— Exercise material —
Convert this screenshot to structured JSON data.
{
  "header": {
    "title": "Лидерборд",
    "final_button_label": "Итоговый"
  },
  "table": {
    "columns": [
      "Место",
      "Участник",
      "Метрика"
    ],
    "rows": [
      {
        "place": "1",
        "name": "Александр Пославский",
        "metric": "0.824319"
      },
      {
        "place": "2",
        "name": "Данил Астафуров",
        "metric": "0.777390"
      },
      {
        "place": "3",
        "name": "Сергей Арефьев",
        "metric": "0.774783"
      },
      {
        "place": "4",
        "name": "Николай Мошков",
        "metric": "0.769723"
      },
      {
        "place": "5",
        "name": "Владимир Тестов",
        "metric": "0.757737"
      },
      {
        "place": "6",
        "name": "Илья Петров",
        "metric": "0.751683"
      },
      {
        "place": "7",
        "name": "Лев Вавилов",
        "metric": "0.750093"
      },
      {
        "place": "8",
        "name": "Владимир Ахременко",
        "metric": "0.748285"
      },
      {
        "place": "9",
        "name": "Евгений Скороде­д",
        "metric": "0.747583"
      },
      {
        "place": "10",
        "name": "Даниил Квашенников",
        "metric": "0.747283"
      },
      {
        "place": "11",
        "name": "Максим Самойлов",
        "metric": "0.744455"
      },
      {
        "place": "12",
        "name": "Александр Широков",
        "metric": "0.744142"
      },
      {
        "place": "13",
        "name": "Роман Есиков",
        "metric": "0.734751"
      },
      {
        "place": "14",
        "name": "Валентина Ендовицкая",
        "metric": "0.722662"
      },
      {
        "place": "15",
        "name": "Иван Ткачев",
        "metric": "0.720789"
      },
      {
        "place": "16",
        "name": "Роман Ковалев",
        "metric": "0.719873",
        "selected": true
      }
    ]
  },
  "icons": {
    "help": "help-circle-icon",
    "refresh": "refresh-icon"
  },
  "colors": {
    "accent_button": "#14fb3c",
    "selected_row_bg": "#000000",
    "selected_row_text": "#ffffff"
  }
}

— Task prompt —
Every entry must be output again, exactly as written above.

— Solution for this exercise —
Convert this screenshot to structured JSON data.
{
  "header": {
    "title": "Лидерборд",
    "final_button_label": "Итоговый"
  },
  "table": {
    "columns": [
      "Место",
      "Участник",
      "Метрика"
    ],
    "rows": [
      {
        "place": "1",
        "name": "Александр Пославский",
        "metric": "0.824319"
      },
      {
        "place": "2",
        "name": "Данил Астафуров",
        "metric": "0.777390"
      },
      {
        "place": "3",
        "name": "Сергей Арефьев",
        "metric": "0.774783"
      },
      {
        "place": "4",
        "name": "Николай Мошков",
        "metric": "0.769723"
      },
      {
        "place": "5",
        "name": "Владимир Тестов",
        "metric": "0.757737"
      },
      {
        "place": "6",
        "name": "Илья Петров",
        "metric": "0.751683"
      },
      {
        "place": "7",
        "name": "Лев Вавилов",
        "metric": "0.750093"
      },
      {
        "place": "8",
        "name": "Владимир Ахременко",
        "metric": "0.748285"
      },
      {
        "place": "9",
        "name": "Евгений Скороде­д",
        "metric": "0.747583"
      },
      {
        "place": "10",
        "name": "Даниил Квашенников",
        "metric": "0.747283"
      },
      {
        "place": "11",
        "name": "Максим Самойлов",
        "metric": "0.744455"
      },
      {
        "place": "12",
        "name": "Александр Широков",
        "metric": "0.744142"
      },
      {
        "place": "13",
        "name": "Роман Есиков",
        "metric": "0.734751"
      },
      {
        "place": "14",
        "name": "Валентина Ендовицкая",
        "metric": "0.722662"
      },
      {
        "place": "15",
        "name": "Иван Ткачев",
        "metric": "0.720789"
      },
      {
        "place": "16",
        "name": "Роман Ковалев",
        "metric": "0.719873",
        "selected": true
      }
    ]
  },
  "icons": {
    "help": "help-circle-icon",
    "refresh": "refresh-icon"
  },
  "colors": {
    "accent_button": "#14fb3c",
    "selected_row_bg": "#000000",
    "selected_row_text": "#ffffff"
  }
}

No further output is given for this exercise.